— begin DATA LINES —
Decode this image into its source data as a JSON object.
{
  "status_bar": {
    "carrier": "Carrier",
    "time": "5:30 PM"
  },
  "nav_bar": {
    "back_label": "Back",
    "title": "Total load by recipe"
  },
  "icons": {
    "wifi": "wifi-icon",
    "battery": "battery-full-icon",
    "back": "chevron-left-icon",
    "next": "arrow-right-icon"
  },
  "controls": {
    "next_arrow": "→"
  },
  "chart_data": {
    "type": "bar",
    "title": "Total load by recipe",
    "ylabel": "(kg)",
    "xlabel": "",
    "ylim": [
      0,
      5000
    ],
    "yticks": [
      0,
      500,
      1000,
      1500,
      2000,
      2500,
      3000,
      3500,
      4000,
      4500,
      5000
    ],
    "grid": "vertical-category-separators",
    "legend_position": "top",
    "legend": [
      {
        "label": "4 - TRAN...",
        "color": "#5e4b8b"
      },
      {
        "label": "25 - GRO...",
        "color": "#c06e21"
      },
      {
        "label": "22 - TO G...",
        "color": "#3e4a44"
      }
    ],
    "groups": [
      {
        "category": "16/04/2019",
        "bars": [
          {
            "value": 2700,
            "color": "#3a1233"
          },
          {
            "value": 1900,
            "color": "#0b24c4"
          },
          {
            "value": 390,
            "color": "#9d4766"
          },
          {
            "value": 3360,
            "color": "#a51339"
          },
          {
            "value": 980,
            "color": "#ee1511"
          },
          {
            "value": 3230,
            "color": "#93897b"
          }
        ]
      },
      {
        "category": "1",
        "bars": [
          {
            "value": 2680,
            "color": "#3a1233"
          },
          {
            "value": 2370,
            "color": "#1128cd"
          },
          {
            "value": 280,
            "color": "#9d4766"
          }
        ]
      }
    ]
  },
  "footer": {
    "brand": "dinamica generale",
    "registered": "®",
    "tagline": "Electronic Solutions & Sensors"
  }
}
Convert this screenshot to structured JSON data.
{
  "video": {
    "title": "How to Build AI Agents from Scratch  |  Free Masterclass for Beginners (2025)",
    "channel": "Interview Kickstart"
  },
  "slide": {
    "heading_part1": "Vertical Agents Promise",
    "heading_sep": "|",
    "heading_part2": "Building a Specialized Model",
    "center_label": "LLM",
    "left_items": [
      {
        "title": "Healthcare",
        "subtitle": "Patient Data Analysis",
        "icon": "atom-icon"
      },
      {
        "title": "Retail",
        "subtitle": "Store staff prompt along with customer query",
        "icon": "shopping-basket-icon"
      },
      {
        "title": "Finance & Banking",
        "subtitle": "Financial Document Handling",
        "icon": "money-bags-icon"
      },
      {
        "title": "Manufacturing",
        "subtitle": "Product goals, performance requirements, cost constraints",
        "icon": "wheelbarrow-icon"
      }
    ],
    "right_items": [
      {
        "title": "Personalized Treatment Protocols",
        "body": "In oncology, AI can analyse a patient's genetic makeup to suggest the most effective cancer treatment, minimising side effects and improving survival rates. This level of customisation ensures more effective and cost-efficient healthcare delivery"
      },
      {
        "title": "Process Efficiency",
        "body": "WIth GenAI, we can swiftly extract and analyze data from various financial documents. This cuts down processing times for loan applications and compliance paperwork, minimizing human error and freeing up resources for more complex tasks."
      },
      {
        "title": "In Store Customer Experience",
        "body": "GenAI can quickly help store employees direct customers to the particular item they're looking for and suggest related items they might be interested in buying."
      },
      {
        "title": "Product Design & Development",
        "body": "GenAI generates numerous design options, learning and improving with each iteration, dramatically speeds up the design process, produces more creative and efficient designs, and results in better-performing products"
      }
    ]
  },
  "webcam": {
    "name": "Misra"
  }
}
— end DATA LINES —
*REQUIREMENTS*
List each line in the listing that contains the string "from".

*EXERCISE RESULT*
    "title": "How to Build AI Agents from Scratch  |  Free Masterclass for Beginners (2025)",
        "body": "WIth GenAI, we can swiftly extract and analyze data from various financial documents. This cuts down processing times for loan applications and compliance paperwork, minimizing human error and freeing up resources for more complex tasks."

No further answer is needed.